Copy out the material below in full, but not its images.
[Start EXERCISE MATERIAL]
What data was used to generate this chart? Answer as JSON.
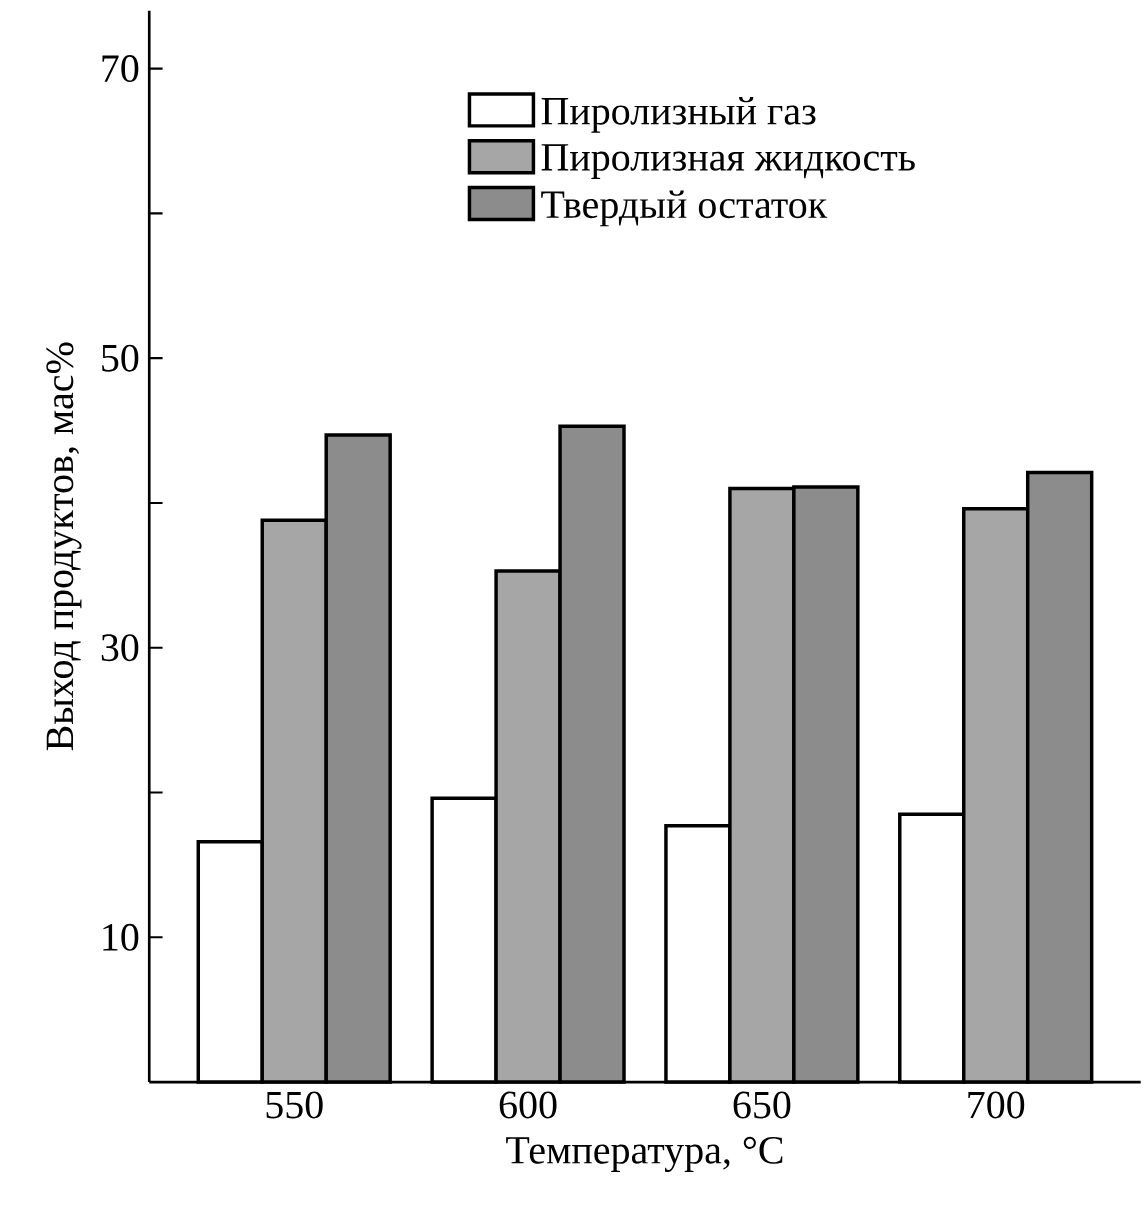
{
  "chart_data": {
    "type": "bar",
    "xlabel": "Температура, °C",
    "ylabel": "Выход продуктов, мас%",
    "categories": [
      "550",
      "600",
      "650",
      "700"
    ],
    "series": [
      {
        "name": "Пиролизный газ",
        "color": "#ffffff",
        "values": [
          16.6,
          19.6,
          17.7,
          18.5
        ]
      },
      {
        "name": "Пиролизная жидкость",
        "color": "#a6a6a6",
        "values": [
          38.8,
          35.3,
          41.0,
          39.6
        ]
      },
      {
        "name": "Твердый остаток",
        "color": "#8c8c8c",
        "values": [
          44.7,
          45.3,
          41.1,
          42.1
        ]
      }
    ],
    "ylim": [
      0,
      74
    ],
    "yticks": [
      10,
      {
        "value": 20,
        "label": null
      },
      30,
      {
        "value": 40,
        "label": null
      },
      50,
      {
        "value": 60,
        "label": null
      },
      70
    ],
    "grid": false,
    "legend": "top"
  }
}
[End EXERCISE MATERIAL]
- _FINISHED TASK_:
What data was used to generate this chart? Answer as JSON.
{
  "chart_data": {
    "type": "bar",
    "xlabel": "Температура, °C",
    "ylabel": "Выход продуктов, мас%",
    "categories": [
      "550",
      "600",
      "650",
      "700"
    ],
    "series": [
      {
        "name": "Пиролизный газ",
        "color": "#ffffff",
        "values": [
          16.6,
          19.6,
          17.7,
          18.5
        ]
      },
      {
        "name": "Пиролизная жидкость",
        "color": "#a6a6a6",
        "values": [
          38.8,
          35.3,
          41.0,
          39.6
        ]
      },
      {
        "name": "Твердый остаток",
        "color": "#8c8c8c",
        "values": [
          44.7,
          45.3,
          41.1,
          42.1
        ]
      }
    ],
    "ylim": [
      0,
      74
    ],
    "yticks": [
      10,
      {
        "value": 20,
        "label": null
      },
      30,
      {
        "value": 40,
        "label": null
      },
      50,
      {
        "value": 60,
        "label": null
      },
      70
    ],
    "grid": false,
    "legend": "top"
  }
}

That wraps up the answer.